** THE DATA **

________________________________________

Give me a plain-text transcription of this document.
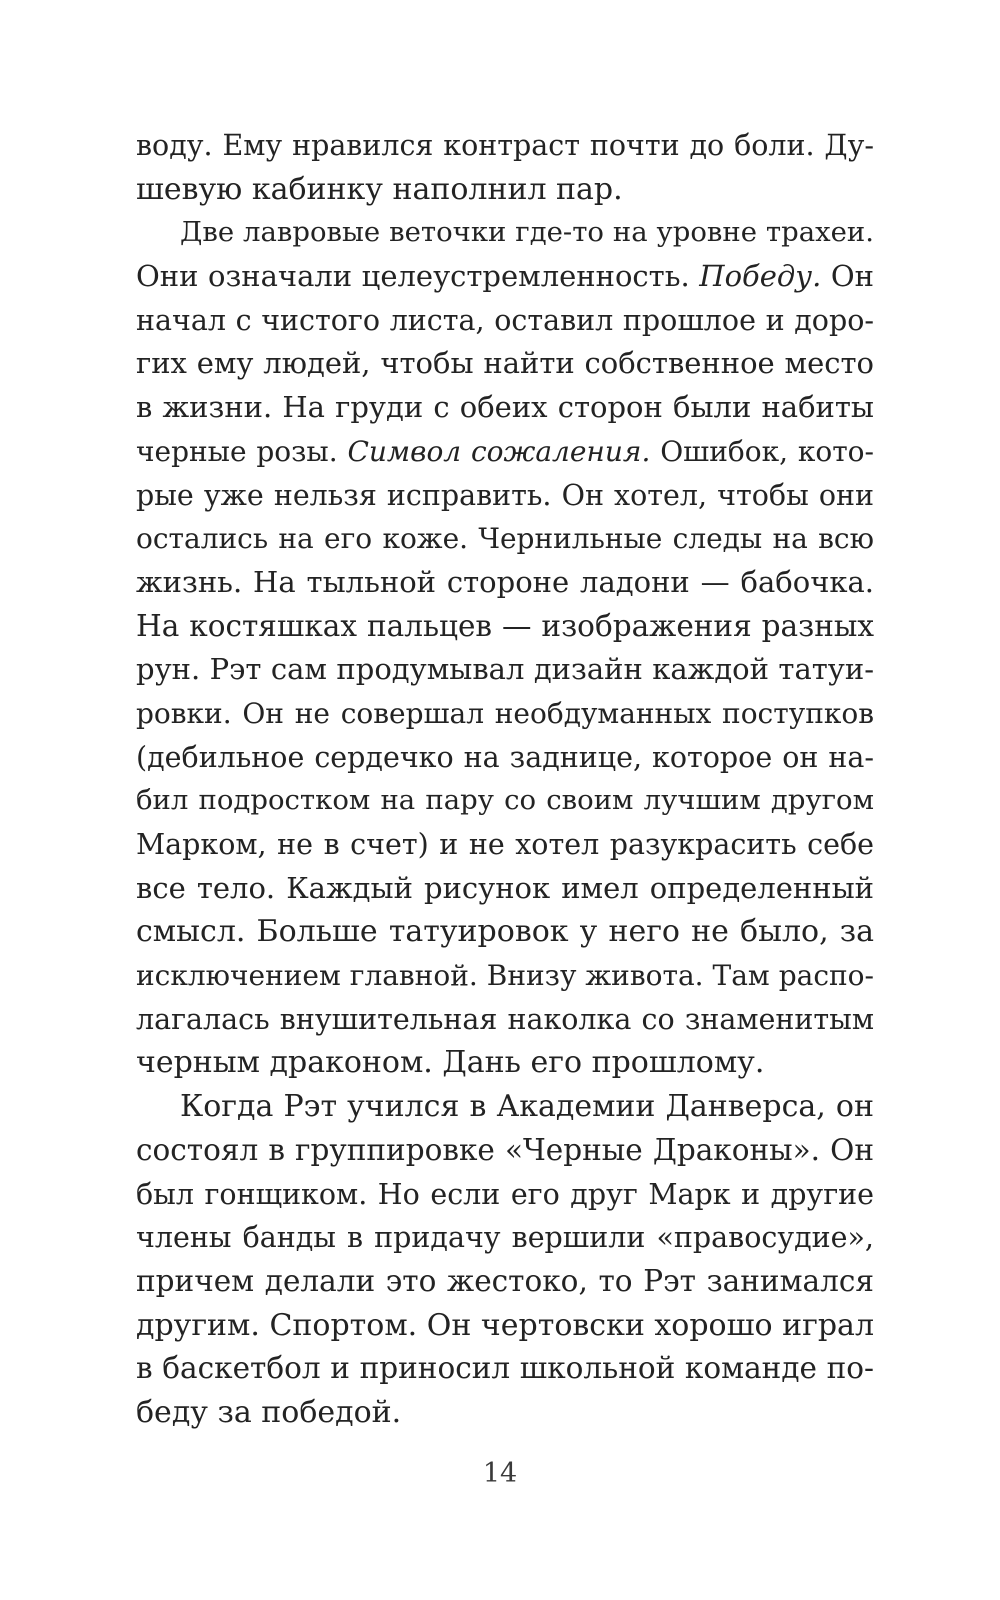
воду. Ему нравился контраст почти до боли. Ду-
шевую кабинку наполнил пар.
Две лавровые веточки где-то на уровне трахеи.
Они означали целеустремленность. Победу. Он
начал с чистого листа, оставил прошлое и доро-
гих ему людей, чтобы найти собственное место
в жизни. На груди с обеих сторон были набиты
черные розы. Символ сожаления. Ошибок, кото-
рые уже нельзя исправить. Он хотел, чтобы они
остались на его коже. Чернильные следы на всю
жизнь. На тыльной стороне ладони — бабочка.
На костяшках пальцев — изображения разных
рун. Рэт сам продумывал дизайн каждой татуи-
ровки. Он не совершал необдуманных поступков
(дебильное сердечко на заднице, которое он на-
бил подростком на пару со своим лучшим другом
Марком, не в счет) и не хотел разукрасить себе
все тело. Каждый рисунок имел определенный
смысл. Больше татуировок у него не было, за
исключением главной. Внизу живота. Там распо-
лагалась внушительная наколка со знаменитым
черным драконом. Дань его прошлому.
Когда Рэт учился в Академии Данверса, он
состоял в группировке «Черные Драконы». Он
был гонщиком. Но если его друг Марк и другие
члены банды в придачу вершили «правосудие»,
причем делали это жестоко, то Рэт занимался
другим. Спортом. Он чертовски хорошо играл
в баскетбол и приносил школьной команде по-
беду за победой.
14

________________________________________

** REQUEST **
Set down all the data again exactly as above, pictures excluded.

** PROBLEM SOLUTION **
Give me a plain-text transcription of this document.
воду. Ему нравился контраст почти до боли. Ду-
шевую кабинку наполнил пар.
Две лавровые веточки где-то на уровне трахеи.
Они означали целеустремленность. Победу. Он
начал с чистого листа, оставил прошлое и доро-
гих ему людей, чтобы найти собственное место
в жизни. На груди с обеих сторон были набиты
черные розы. Символ сожаления. Ошибок, кото-
рые уже нельзя исправить. Он хотел, чтобы они
остались на его коже. Чернильные следы на всю
жизнь. На тыльной стороне ладони — бабочка.
На костяшках пальцев — изображения разных
рун. Рэт сам продумывал дизайн каждой татуи-
ровки. Он не совершал необдуманных поступков
(дебильное сердечко на заднице, которое он на-
бил подростком на пару со своим лучшим другом
Марком, не в счет) и не хотел разукрасить себе
все тело. Каждый рисунок имел определенный
смысл. Больше татуировок у него не было, за
исключением главной. Внизу живота. Там распо-
лагалась внушительная наколка со знаменитым
черным драконом. Дань его прошлому.
Когда Рэт учился в Академии Данверса, он
состоял в группировке «Черные Драконы». Он
был гонщиком. Но если его друг Марк и другие
члены банды в придачу вершили «правосудие»,
причем делали это жестоко, то Рэт занимался
другим. Спортом. Он чертовски хорошо играл
в баскетбол и приносил школьной команде по-
беду за победой.
14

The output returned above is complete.